[Region annotation data]
- - -

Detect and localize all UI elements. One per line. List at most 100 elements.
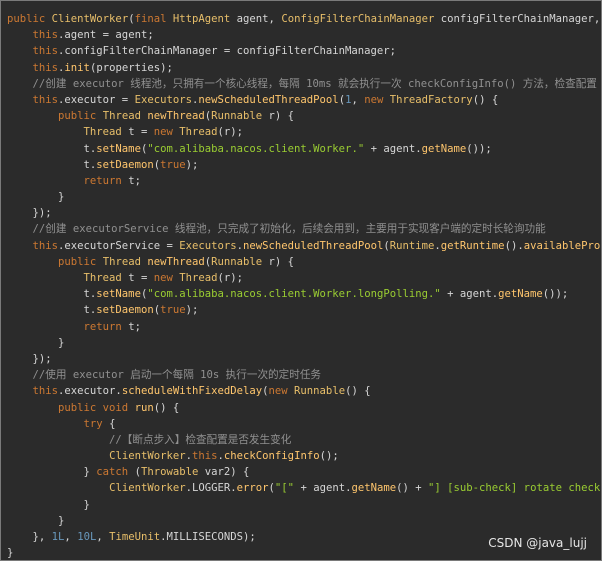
code-line: return t; — [7, 173, 601, 189]
code-token: HttpAgent — [172, 13, 231, 25]
code-token: init — [64, 61, 90, 74]
code-token: true — [160, 304, 186, 317]
code-line: //创建 executor 线程池，只拥有一个核心线程，每隔 10ms 就会执行… — [7, 76, 601, 92]
code-token: Executors — [134, 93, 192, 106]
code-line: //创建 executorService 线程池，只完成了初始化，后续会用到，主… — [7, 221, 601, 237]
code-token: Thread — [179, 126, 218, 139]
code-token: run — [134, 401, 154, 414]
code-token: try — [83, 417, 103, 430]
code-line: public Thread newThread(Runnable r) { — [7, 254, 601, 270]
code-line: t.setDaemon(true); — [7, 302, 601, 318]
code-line: public ClientWorker(final HttpAgent agen… — [7, 11, 602, 27]
code-token: newScheduledThreadPool — [243, 239, 384, 252]
code-token: final — [134, 13, 173, 25]
code-token: t. — [7, 158, 97, 171]
code-token: "] [sub-check] rotate check error — [428, 482, 601, 495]
code-line: try { — [7, 416, 601, 432]
code-token: newScheduledThreadPool — [198, 93, 339, 106]
code-area[interactable]: public ClientWorker (final HttpAgent agen… — [7, 11, 602, 560]
code-token: setName — [96, 288, 141, 301]
code-line: this.init(properties); — [7, 60, 601, 76]
code-token: (r); — [217, 126, 244, 139]
code-token: { — [102, 417, 116, 430]
code-token: this — [32, 385, 59, 398]
code-token: TimeUnit — [109, 531, 161, 543]
code-token: + agent. — [294, 482, 352, 495]
code-token: scheduleWithFixedDelay — [121, 385, 263, 398]
code-line: t.setDaemon(true); — [7, 157, 601, 173]
code-line: return t; — [7, 319, 601, 335]
code-token: Runnable — [211, 110, 263, 123]
code-token: newThread — [147, 110, 205, 123]
code-line: } — [7, 189, 601, 205]
code-token: } — [7, 336, 65, 349]
code-line: t.setName("com.alibaba.nacos.client.Work… — [7, 286, 601, 302]
code-token: getRuntime — [440, 239, 505, 252]
code-token: () { — [153, 401, 180, 414]
code-token: r) { — [262, 255, 295, 268]
code-token: Thread — [179, 272, 218, 284]
code-token: new — [268, 385, 295, 398]
code-token: t = — [121, 126, 154, 139]
code-token: .configFilterChainManager = configFilter… — [58, 45, 397, 58]
code-token: ClientWorker — [109, 482, 186, 495]
code-line: ClientWorker.LOGGER.error("[" + agent.ge… — [7, 480, 601, 496]
code-token: Thread — [83, 272, 122, 284]
code-line: Thread t = new Thread(r); — [7, 270, 601, 286]
code-line: this.executor.scheduleWithFixedDelay(new… — [7, 383, 601, 399]
code-token: this — [32, 93, 59, 106]
code-token: } — [7, 466, 97, 479]
code-token: t; — [121, 174, 141, 187]
code-line: ClientWorker.this.checkConfigInfo(); — [7, 448, 601, 464]
code-token: Runtime — [389, 239, 435, 252]
code-line: }); — [7, 351, 601, 367]
code-token: this — [32, 45, 59, 58]
code-line: t.setName("com.alibaba.nacos.client.Work… — [7, 141, 601, 157]
code-token: Thread — [83, 126, 122, 139]
code-token: .MILLISECONDS); — [160, 531, 256, 543]
code-token: newThread — [147, 255, 205, 268]
code-token: }); — [7, 207, 52, 220]
code-token: "[" — [274, 482, 295, 495]
code-token: , — [351, 93, 365, 106]
csdn-watermark: CSDN @java_lujj — [488, 536, 587, 550]
code-token: t = — [121, 272, 154, 284]
code-token: getName — [351, 482, 397, 495]
code-token: r) { — [262, 110, 295, 123]
code-editor[interactable]: public ClientWorker (final HttpAgent agen… — [0, 0, 602, 561]
code-token: this — [32, 239, 59, 252]
code-token: checkConfigInfo — [223, 450, 320, 463]
code-token: ClientWorker — [109, 450, 186, 463]
code-token: } — [7, 498, 90, 511]
code-token: ()); — [542, 288, 569, 301]
code-token: ( — [128, 466, 141, 479]
code-token: .executorService = — [58, 239, 180, 252]
code-token: configFilterChainManager, — [434, 13, 602, 25]
code-line: } catch (Throwable var2) { — [7, 464, 601, 480]
code-token: ClientWorker — [51, 13, 129, 25]
code-token: error — [236, 482, 269, 495]
code-token: new — [153, 126, 180, 139]
code-token: + agent. — [364, 142, 422, 155]
code-line: } — [7, 335, 601, 351]
code-token: Thread — [102, 110, 148, 123]
code-token: t. — [7, 288, 97, 301]
code-token: this — [32, 61, 59, 74]
code-token: t; — [121, 320, 141, 333]
code-token: 1L — [51, 531, 65, 543]
code-line: public void run() { — [7, 400, 601, 416]
code-token: this — [32, 29, 59, 42]
code-token: getName — [421, 142, 467, 155]
code-token: //【断点步入】检查配置是否发生变化 — [7, 433, 292, 446]
code-token: public void — [58, 401, 135, 414]
code-token: //创建 executorService 线程池，只完成了初始化，后续会用到，主… — [7, 223, 546, 236]
code-token: return — [83, 320, 122, 333]
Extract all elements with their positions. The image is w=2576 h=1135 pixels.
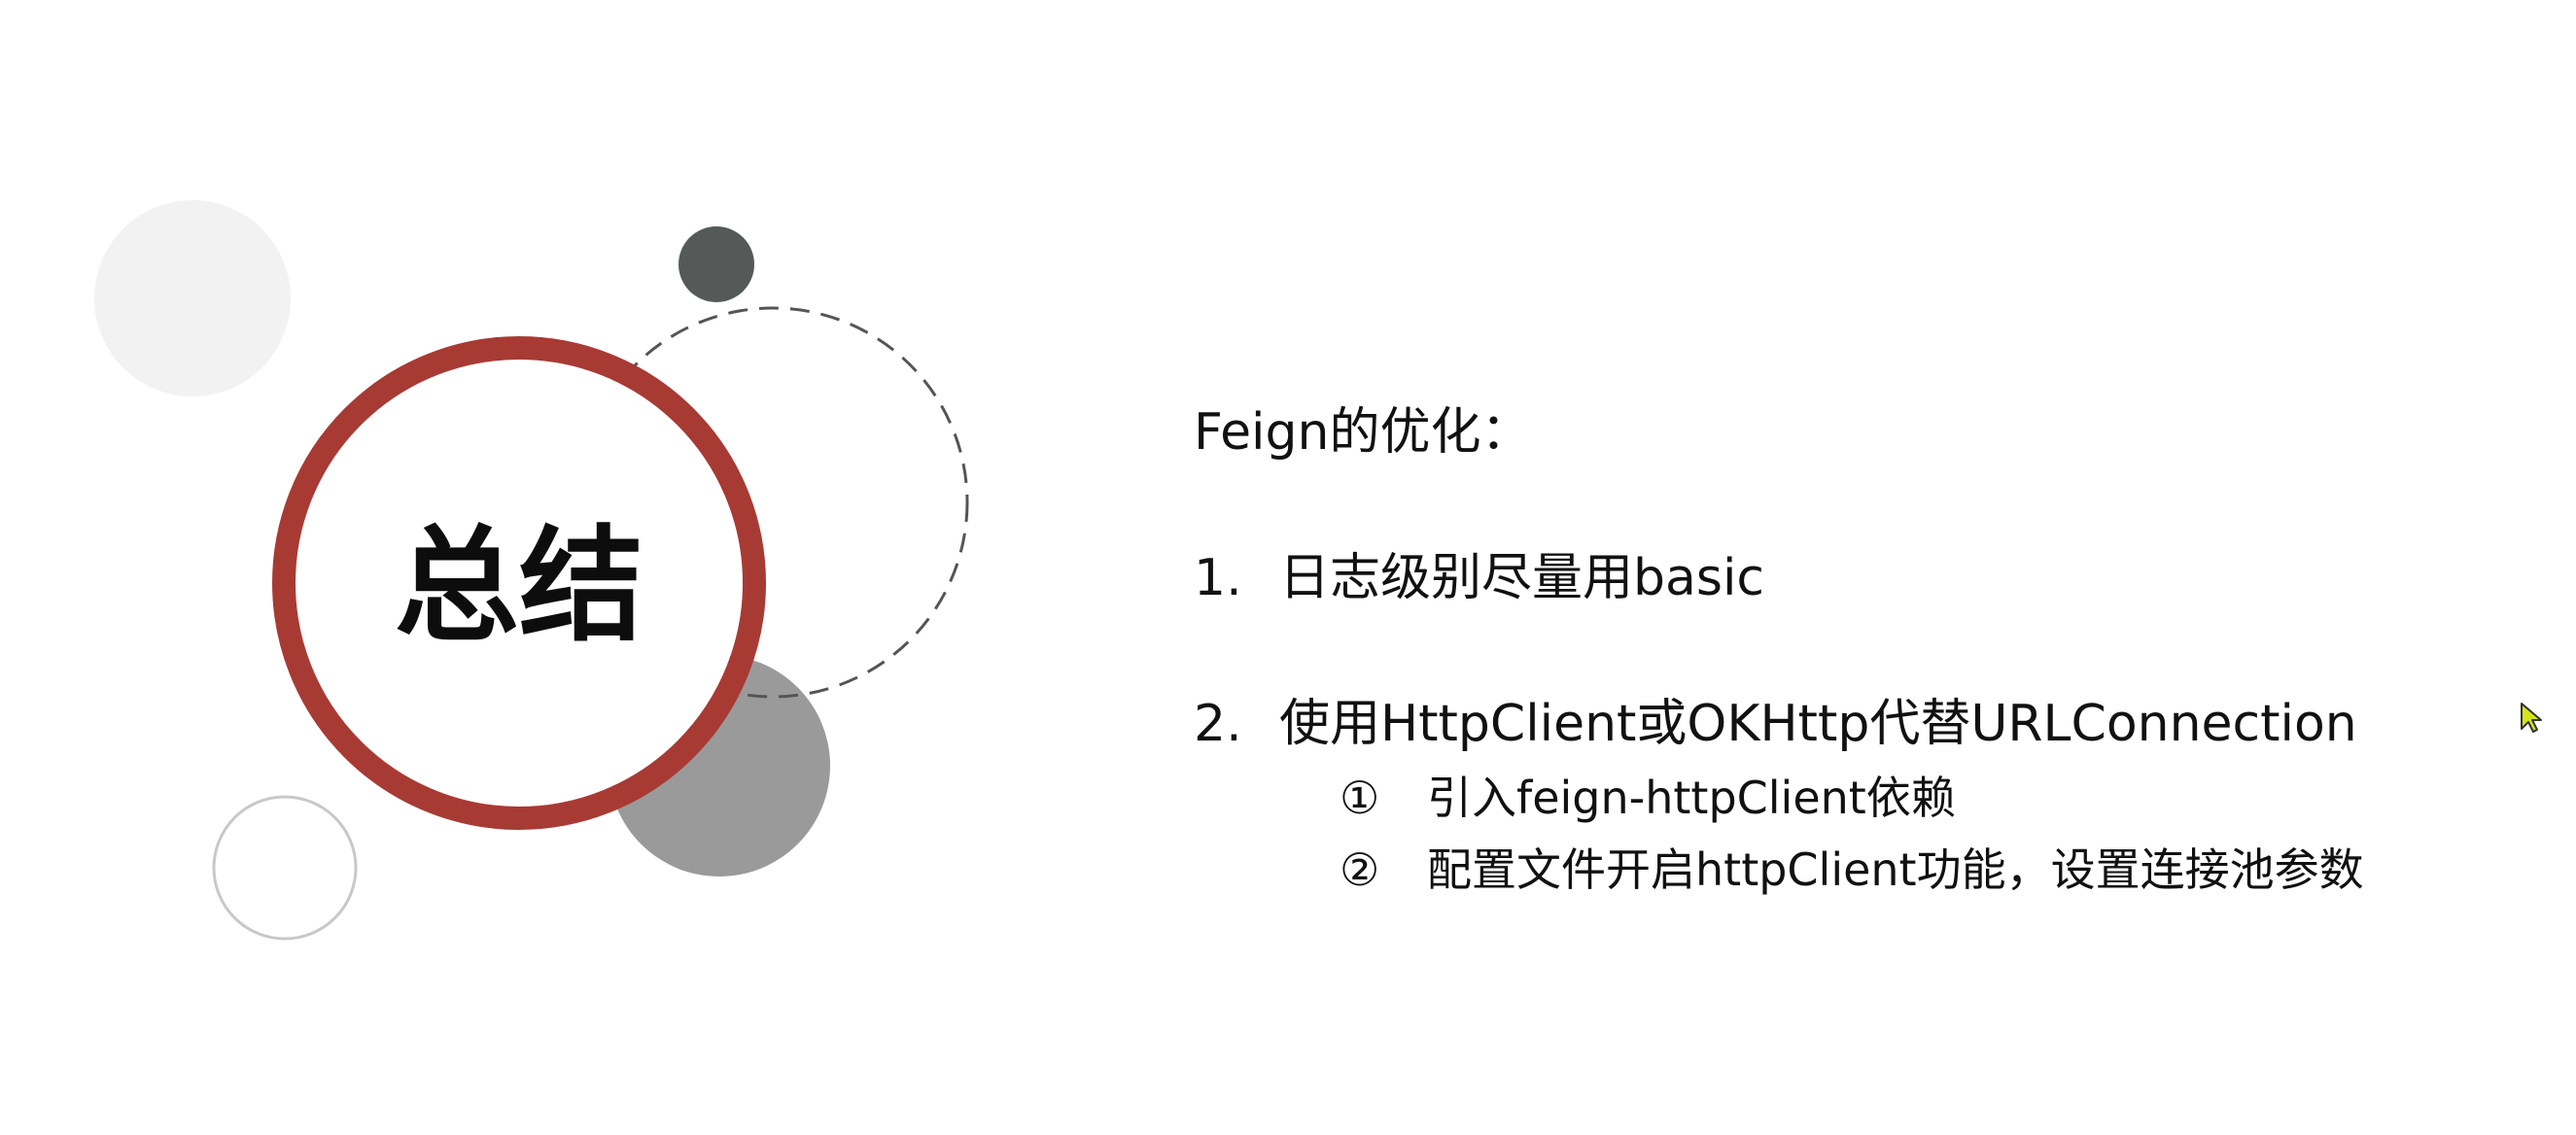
light-gray-circle: [94, 200, 291, 396]
mouse-cursor-icon: [2521, 703, 2542, 733]
list-item-text: 使用HttpClient或OKHttp代替URLConnection: [1279, 695, 2357, 753]
content-block: Feign的优化： 1. 日志级别尽量用basic 2. 使用HttpClien…: [1194, 398, 2457, 906]
outline-small-circle: [212, 795, 358, 941]
list-item-1: 1. 日志级别尽量用basic: [1194, 544, 2457, 612]
section-heading: Feign的优化：: [1194, 403, 1532, 462]
sub-list: ① 引入feign-httpClient依赖 ② 配置文件开启httpClien…: [1340, 762, 2457, 906]
list-item-2: 2. 使用HttpClient或OKHttp代替URLConnection: [1194, 690, 2457, 758]
sub-list-text: 引入feign-httpClient依赖: [1427, 772, 1956, 824]
sub-list-marker: ①: [1340, 772, 1380, 824]
list-item-number: 1.: [1194, 549, 1242, 607]
dark-small-circle: [679, 226, 754, 302]
list-item-text: 日志级别尽量用basic: [1279, 549, 1765, 607]
list-item-number: 2.: [1194, 695, 1242, 753]
sub-list-marker: ②: [1340, 843, 1380, 896]
sub-list-item-1: ① 引入feign-httpClient依赖: [1340, 762, 2457, 834]
sub-list-item-2: ② 配置文件开启httpClient功能，设置连接池参数: [1340, 834, 2457, 906]
sub-list-text: 配置文件开启httpClient功能，设置连接池参数: [1427, 843, 2364, 896]
slide-title: 总结: [394, 514, 644, 659]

- - -

▶ _Goal of the exercise_: Can you give the lines of the data from the one containing "code-line: return t; — [7, 173, 601, 189]" through the one containing "code-token: setName — [96, 288, 141, 301]", inclusive, as a Markdown table with the columns Number and Line, leaving out any blank lines?

▶ _The response_:
| Number | Line |
|---|---|
| 1 | code-line: return t; — [7, 173, 601, 189] |
| 2 | code-token: HttpAgent — [172, 13, 231, 25] |
| 3 | code-token: init — [64, 61, 90, 74] |
| 4 | code-token: true — [160, 304, 186, 317] |
| 5 | code-line: //创建 executor 线程池，只拥有一个核心线程，每隔 10ms 就会执行… — [7, 76, 601, 92] |
| 6 | code-token: Executors — [134, 93, 192, 106] |
| 7 | code-line: //创建 executorService 线程池，只完成了初始化，后续会用到，主… — [7, 221, 601, 237] |
| 8 | code-token: Thread — [179, 126, 218, 139] |
| 9 | code-token: run — [134, 401, 154, 414] |
| 10 | code-token: try — [83, 417, 103, 430] |
| 11 | code-line: public Thread newThread(Runnable r) { — [7, 254, 601, 270] |
| 12 | code-line: t.setDaemon(true); — [7, 302, 601, 318] |
| 13 | code-line: public ClientWorker(final HttpAgent agen… — [7, 11, 602, 27] |
| 14 | code-token: newScheduledThreadPool — [243, 239, 384, 252] |
| 15 | code-token: final — [134, 13, 173, 25] |
| 16 | code-token: t. — [7, 158, 97, 171] |
| 17 | code-token: "] [sub-check] rotate check error — [428, 482, 601, 495] |
| 18 | code-line: try { — [7, 416, 601, 432] |
| 19 | code-token: newScheduledThreadPool — [198, 93, 339, 106] |
| 20 | code-area[interactable]: public ClientWorker (final HttpAgent agen… — [7, 11, 602, 560] |
| 21 | code-token: setName — [96, 288, 141, 301] |